Data records
-*-

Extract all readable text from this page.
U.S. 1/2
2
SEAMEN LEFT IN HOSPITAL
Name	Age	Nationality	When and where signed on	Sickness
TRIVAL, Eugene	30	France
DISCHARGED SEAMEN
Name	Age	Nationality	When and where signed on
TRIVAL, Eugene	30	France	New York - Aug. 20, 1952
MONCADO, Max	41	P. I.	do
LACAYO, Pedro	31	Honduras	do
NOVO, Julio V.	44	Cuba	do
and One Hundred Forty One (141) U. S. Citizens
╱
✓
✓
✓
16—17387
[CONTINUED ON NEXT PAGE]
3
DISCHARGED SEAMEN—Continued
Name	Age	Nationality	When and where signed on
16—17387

-*-

GOAL:
Transcribe each entry exactly.

ANSWER:
Extract all readable text from this page.
U.S. 1/2
2
SEAMEN LEFT IN HOSPITAL
Name	Age	Nationality	When and where signed on	Sickness
TRIVAL, Eugene	30	France
DISCHARGED SEAMEN
Name	Age	Nationality	When and where signed on
TRIVAL, Eugene	30	France	New York - Aug. 20, 1952
MONCADO, Max	41	P. I.	do
LACAYO, Pedro	31	Honduras	do
NOVO, Julio V.	44	Cuba	do
and One Hundred Forty One (141) U. S. Citizens
╱
✓
✓
✓
16—17387
[CONTINUED ON NEXT PAGE]
3
DISCHARGED SEAMEN—Continued
Name	Age	Nationality	When and where signed on
16—17387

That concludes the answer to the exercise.